Exercise task » Would you set down every entry shown below, precisely as written?

— Begin Input material —

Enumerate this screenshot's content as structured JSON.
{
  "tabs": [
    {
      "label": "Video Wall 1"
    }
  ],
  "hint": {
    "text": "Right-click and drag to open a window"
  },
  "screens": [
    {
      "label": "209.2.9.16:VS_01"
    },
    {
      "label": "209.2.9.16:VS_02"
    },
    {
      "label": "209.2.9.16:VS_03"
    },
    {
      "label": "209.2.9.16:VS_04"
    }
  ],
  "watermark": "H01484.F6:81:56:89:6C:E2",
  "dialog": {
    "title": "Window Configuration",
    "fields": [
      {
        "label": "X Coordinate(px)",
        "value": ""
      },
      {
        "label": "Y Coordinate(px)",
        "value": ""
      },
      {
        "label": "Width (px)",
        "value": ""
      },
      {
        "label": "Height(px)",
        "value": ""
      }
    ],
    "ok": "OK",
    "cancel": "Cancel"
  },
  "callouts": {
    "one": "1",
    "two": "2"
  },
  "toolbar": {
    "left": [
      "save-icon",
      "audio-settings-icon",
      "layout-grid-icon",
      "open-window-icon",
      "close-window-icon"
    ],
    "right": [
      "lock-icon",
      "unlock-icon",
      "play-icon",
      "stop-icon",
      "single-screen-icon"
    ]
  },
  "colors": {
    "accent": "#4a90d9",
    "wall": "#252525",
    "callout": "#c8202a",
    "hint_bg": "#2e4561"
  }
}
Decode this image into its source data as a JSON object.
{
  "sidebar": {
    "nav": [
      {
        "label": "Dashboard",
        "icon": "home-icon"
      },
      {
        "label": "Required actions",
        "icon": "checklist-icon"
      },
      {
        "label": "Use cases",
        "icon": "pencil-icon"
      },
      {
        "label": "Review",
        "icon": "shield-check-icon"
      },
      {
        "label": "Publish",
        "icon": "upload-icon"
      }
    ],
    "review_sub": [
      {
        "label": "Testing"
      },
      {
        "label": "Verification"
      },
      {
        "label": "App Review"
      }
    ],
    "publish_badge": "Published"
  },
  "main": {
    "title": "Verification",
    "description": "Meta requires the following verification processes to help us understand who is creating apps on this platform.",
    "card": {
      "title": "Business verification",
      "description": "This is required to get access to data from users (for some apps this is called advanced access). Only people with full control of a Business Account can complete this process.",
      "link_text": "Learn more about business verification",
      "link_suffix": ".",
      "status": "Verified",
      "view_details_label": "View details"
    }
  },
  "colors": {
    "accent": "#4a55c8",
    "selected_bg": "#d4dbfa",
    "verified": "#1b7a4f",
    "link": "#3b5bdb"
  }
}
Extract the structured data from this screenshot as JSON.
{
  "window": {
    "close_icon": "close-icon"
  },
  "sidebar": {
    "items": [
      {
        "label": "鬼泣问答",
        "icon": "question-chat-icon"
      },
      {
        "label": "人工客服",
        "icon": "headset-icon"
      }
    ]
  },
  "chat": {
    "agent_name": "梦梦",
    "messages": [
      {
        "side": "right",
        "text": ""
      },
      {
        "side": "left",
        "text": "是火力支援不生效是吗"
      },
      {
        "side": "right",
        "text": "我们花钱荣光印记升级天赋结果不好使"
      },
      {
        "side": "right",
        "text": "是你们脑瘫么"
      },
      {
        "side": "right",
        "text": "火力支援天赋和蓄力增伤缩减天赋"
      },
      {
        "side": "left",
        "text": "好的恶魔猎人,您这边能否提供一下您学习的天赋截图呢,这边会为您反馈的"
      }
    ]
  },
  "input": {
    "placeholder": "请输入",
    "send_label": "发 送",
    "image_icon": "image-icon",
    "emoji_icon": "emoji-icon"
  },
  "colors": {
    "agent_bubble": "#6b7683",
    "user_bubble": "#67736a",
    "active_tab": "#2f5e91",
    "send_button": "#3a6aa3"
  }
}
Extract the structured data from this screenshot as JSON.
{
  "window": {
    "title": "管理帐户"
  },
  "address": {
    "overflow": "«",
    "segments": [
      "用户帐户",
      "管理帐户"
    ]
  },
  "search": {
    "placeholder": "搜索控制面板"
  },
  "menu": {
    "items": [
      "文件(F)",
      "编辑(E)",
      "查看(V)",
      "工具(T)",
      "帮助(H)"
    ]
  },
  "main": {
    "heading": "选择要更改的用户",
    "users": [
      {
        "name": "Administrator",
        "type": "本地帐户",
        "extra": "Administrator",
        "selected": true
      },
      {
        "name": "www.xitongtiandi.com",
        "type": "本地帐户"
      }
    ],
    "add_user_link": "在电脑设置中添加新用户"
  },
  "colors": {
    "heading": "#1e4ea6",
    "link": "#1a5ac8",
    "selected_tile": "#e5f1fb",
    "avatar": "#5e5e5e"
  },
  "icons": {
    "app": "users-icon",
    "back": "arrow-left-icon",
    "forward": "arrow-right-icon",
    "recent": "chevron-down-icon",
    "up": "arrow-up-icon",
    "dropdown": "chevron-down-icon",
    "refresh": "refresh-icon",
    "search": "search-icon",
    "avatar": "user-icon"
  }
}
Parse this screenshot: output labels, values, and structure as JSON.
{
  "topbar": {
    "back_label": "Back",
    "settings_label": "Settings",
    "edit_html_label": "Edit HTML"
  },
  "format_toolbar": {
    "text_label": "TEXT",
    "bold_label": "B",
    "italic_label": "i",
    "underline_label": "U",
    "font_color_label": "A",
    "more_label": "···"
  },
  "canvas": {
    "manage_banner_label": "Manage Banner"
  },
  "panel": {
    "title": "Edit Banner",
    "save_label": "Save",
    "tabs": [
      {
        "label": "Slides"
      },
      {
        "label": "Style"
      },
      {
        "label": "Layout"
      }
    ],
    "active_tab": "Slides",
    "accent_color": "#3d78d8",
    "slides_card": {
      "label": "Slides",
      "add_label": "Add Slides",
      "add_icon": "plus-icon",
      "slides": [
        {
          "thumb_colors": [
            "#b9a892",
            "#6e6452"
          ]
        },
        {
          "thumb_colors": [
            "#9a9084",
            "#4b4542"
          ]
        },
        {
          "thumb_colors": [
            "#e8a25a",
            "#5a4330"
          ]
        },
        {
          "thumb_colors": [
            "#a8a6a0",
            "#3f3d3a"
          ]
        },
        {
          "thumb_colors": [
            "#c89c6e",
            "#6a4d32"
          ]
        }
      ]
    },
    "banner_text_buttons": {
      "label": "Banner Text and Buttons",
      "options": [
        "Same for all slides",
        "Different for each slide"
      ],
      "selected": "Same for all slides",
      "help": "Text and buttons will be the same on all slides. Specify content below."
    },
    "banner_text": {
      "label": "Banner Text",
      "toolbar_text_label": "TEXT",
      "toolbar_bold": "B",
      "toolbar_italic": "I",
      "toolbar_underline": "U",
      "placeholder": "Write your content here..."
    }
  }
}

— End Input material —

Answer to the exercise »
Enumerate this screenshot's content as structured JSON.
{
  "tabs": [
    {
      "label": "Video Wall 1"
    }
  ],
  "hint": {
    "text": "Right-click and drag to open a window"
  },
  "screens": [
    {
      "label": "209.2.9.16:VS_01"
    },
    {
      "label": "209.2.9.16:VS_02"
    },
    {
      "label": "209.2.9.16:VS_03"
    },
    {
      "label": "209.2.9.16:VS_04"
    }
  ],
  "watermark": "H01484.F6:81:56:89:6C:E2",
  "dialog": {
    "title": "Window Configuration",
    "fields": [
      {
        "label": "X Coordinate(px)",
        "value": ""
      },
      {
        "label": "Y Coordinate(px)",
        "value": ""
      },
      {
        "label": "Width (px)",
        "value": ""
      },
      {
        "label": "Height(px)",
        "value": ""
      }
    ],
    "ok": "OK",
    "cancel": "Cancel"
  },
  "callouts": {
    "one": "1",
    "two": "2"
  },
  "toolbar": {
    "left": [
      "save-icon",
      "audio-settings-icon",
      "layout-grid-icon",
      "open-window-icon",
      "close-window-icon"
    ],
    "right": [
      "lock-icon",
      "unlock-icon",
      "play-icon",
      "stop-icon",
      "single-screen-icon"
    ]
  },
  "colors": {
    "accent": "#4a90d9",
    "wall": "#252525",
    "callout": "#c8202a",
    "hint_bg": "#2e4561"
  }
}
Decode this image into its source data as a JSON object.
{
  "sidebar": {
    "nav": [
      {
        "label": "Dashboard",
        "icon": "home-icon"
      },
      {
        "label": "Required actions",
        "icon": "checklist-icon"
      },
      {
        "label": "Use cases",
        "icon": "pencil-icon"
      },
      {
        "label": "Review",
        "icon": "shield-check-icon"
      },
      {
        "label": "Publish",
        "icon": "upload-icon"
      }
    ],
    "review_sub": [
      {
        "label": "Testing"
      },
      {
        "label": "Verification"
      },
      {
        "label": "App Review"
      }
    ],
    "publish_badge": "Published"
  },
  "main": {
    "title": "Verification",
    "description": "Meta requires the following verification processes to help us understand who is creating apps on this platform.",
    "card": {
      "title": "Business verification",
      "description": "This is required to get access to data from users (for some apps this is called advanced access). Only people with full control of a Business Account can complete this process.",
      "link_text": "Learn more about business verification",
      "link_suffix": ".",
      "status": "Verified",
      "view_details_label": "View details"
    }
  },
  "colors": {
    "accent": "#4a55c8",
    "selected_bg": "#d4dbfa",
    "verified": "#1b7a4f",
    "link": "#3b5bdb"
  }
}
Extract the structured data from this screenshot as JSON.
{
  "window": {
    "close_icon": "close-icon"
  },
  "sidebar": {
    "items": [
      {
        "label": "鬼泣问答",
        "icon": "question-chat-icon"
      },
      {
        "label": "人工客服",
        "icon": "headset-icon"
      }
    ]
  },
  "chat": {
    "agent_name": "梦梦",
    "messages": [
      {
        "side": "right",
        "text": ""
      },
      {
        "side": "left",
        "text": "是火力支援不生效是吗"
      },
      {
        "side": "right",
        "text": "我们花钱荣光印记升级天赋结果不好使"
      },
      {
        "side": "right",
        "text": "是你们脑瘫么"
      },
      {
        "side": "right",
        "text": "火力支援天赋和蓄力增伤缩减天赋"
      },
      {
        "side": "left",
        "text": "好的恶魔猎人,您这边能否提供一下您学习的天赋截图呢,这边会为您反馈的"
      }
    ]
  },
  "input": {
    "placeholder": "请输入",
    "send_label": "发 送",
    "image_icon": "image-icon",
    "emoji_icon": "emoji-icon"
  },
  "colors": {
    "agent_bubble": "#6b7683",
    "user_bubble": "#67736a",
    "active_tab": "#2f5e91",
    "send_button": "#3a6aa3"
  }
}
Extract the structured data from this screenshot as JSON.
{
  "window": {
    "title": "管理帐户"
  },
  "address": {
    "overflow": "«",
    "segments": [
      "用户帐户",
      "管理帐户"
    ]
  },
  "search": {
    "placeholder": "搜索控制面板"
  },
  "menu": {
    "items": [
      "文件(F)",
      "编辑(E)",
      "查看(V)",
      "工具(T)",
      "帮助(H)"
    ]
  },
  "main": {
    "heading": "选择要更改的用户",
    "users": [
      {
        "name": "Administrator",
        "type": "本地帐户",
        "extra": "Administrator",
        "selected": true
      },
      {
        "name": "www.xitongtiandi.com",
        "type": "本地帐户"
      }
    ],
    "add_user_link": "在电脑设置中添加新用户"
  },
  "colors": {
    "heading": "#1e4ea6",
    "link": "#1a5ac8",
    "selected_tile": "#e5f1fb",
    "avatar": "#5e5e5e"
  },
  "icons": {
    "app": "users-icon",
    "back": "arrow-left-icon",
    "forward": "arrow-right-icon",
    "recent": "chevron-down-icon",
    "up": "arrow-up-icon",
    "dropdown": "chevron-down-icon",
    "refresh": "refresh-icon",
    "search": "search-icon",
    "avatar": "user-icon"
  }
}
Parse this screenshot: output labels, values, and structure as JSON.
{
  "topbar": {
    "back_label": "Back",
    "settings_label": "Settings",
    "edit_html_label": "Edit HTML"
  },
  "format_toolbar": {
    "text_label": "TEXT",
    "bold_label": "B",
    "italic_label": "i",
    "underline_label": "U",
    "font_color_label": "A",
    "more_label": "···"
  },
  "canvas": {
    "manage_banner_label": "Manage Banner"
  },
  "panel": {
    "title": "Edit Banner",
    "save_label": "Save",
    "tabs": [
      {
        "label": "Slides"
      },
      {
        "label": "Style"
      },
      {
        "label": "Layout"
      }
    ],
    "active_tab": "Slides",
    "accent_color": "#3d78d8",
    "slides_card": {
      "label": "Slides",
      "add_label": "Add Slides",
      "add_icon": "plus-icon",
      "slides": [
        {
          "thumb_colors": [
            "#b9a892",
            "#6e6452"
          ]
        },
        {
          "thumb_colors": [
            "#9a9084",
            "#4b4542"
          ]
        },
        {
          "thumb_colors": [
            "#e8a25a",
            "#5a4330"
          ]
        },
        {
          "thumb_colors": [
            "#a8a6a0",
            "#3f3d3a"
          ]
        },
        {
          "thumb_colors": [
            "#c89c6e",
            "#6a4d32"
          ]
        }
      ]
    },
    "banner_text_buttons": {
      "label": "Banner Text and Buttons",
      "options": [
        "Same for all slides",
        "Different for each slide"
      ],
      "selected": "Same for all slides",
      "help": "Text and buttons will be the same on all slides. Specify content below."
    },
    "banner_text": {
      "label": "Banner Text",
      "toolbar_text_label": "TEXT",
      "toolbar_bold": "B",
      "toolbar_italic": "I",
      "toolbar_underline": "U",
      "placeholder": "Write your content here..."
    }
  }
}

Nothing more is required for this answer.